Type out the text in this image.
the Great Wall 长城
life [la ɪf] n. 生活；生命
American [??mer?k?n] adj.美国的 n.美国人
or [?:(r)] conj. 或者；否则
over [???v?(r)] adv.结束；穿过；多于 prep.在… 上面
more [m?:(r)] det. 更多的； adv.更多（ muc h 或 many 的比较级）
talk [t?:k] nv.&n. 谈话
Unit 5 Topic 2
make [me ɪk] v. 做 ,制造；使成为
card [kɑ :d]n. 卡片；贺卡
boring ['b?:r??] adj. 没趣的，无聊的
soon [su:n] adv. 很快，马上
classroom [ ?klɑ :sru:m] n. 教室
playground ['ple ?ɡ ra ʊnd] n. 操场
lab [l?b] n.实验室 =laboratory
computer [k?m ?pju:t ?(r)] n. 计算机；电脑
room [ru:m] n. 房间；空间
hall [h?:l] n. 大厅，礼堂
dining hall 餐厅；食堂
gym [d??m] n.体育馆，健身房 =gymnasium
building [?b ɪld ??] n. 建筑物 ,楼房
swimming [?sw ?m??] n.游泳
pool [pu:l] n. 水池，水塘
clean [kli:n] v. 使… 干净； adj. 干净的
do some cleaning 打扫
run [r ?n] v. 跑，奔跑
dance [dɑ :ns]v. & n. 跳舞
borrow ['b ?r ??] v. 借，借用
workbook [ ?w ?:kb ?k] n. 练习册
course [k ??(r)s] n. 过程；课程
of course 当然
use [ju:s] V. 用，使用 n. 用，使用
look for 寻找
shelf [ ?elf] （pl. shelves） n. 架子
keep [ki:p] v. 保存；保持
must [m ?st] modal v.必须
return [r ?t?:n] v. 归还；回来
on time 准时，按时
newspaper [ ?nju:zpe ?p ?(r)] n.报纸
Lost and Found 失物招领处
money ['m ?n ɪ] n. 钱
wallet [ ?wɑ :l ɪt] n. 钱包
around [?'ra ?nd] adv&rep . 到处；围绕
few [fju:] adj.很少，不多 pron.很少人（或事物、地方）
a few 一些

● ● ● ● ● ● ●

> Job:
Output all of the data again. Match it exactly.

> Task response:
Type out the text in this image.
the Great Wall 长城
life [la ɪf] n. 生活；生命
American [??mer?k?n] adj.美国的 n.美国人
or [?:(r)] conj. 或者；否则
over [???v?(r)] adv.结束；穿过；多于 prep.在… 上面
more [m?:(r)] det. 更多的； adv.更多（ muc h 或 many 的比较级）
talk [t?:k] nv.&n. 谈话
Unit 5 Topic 2
make [me ɪk] v. 做 ,制造；使成为
card [kɑ :d]n. 卡片；贺卡
boring ['b?:r??] adj. 没趣的，无聊的
soon [su:n] adv. 很快，马上
classroom [ ?klɑ :sru:m] n. 教室
playground ['ple ?ɡ ra ʊnd] n. 操场
lab [l?b] n.实验室 =laboratory
computer [k?m ?pju:t ?(r)] n. 计算机；电脑
room [ru:m] n. 房间；空间
hall [h?:l] n. 大厅，礼堂
dining hall 餐厅；食堂
gym [d??m] n.体育馆，健身房 =gymnasium
building [?b ɪld ??] n. 建筑物 ,楼房
swimming [?sw ?m??] n.游泳
pool [pu:l] n. 水池，水塘
clean [kli:n] v. 使… 干净； adj. 干净的
do some cleaning 打扫
run [r ?n] v. 跑，奔跑
dance [dɑ :ns]v. & n. 跳舞
borrow ['b ?r ??] v. 借，借用
workbook [ ?w ?:kb ?k] n. 练习册
course [k ??(r)s] n. 过程；课程
of course 当然
use [ju:s] V. 用，使用 n. 用，使用
look for 寻找
shelf [ ?elf] （pl. shelves） n. 架子
keep [ki:p] v. 保存；保持
must [m ?st] modal v.必须
return [r ?t?:n] v. 归还；回来
on time 准时，按时
newspaper [ ?nju:zpe ?p ?(r)] n.报纸
Lost and Found 失物招领处
money ['m ?n ɪ] n. 钱
wallet [ ?wɑ :l ɪt] n. 钱包
around [?'ra ?nd] adv&rep . 到处；围绕
few [fju:] adj.很少，不多 pron.很少人（或事物、地方）
a few 一些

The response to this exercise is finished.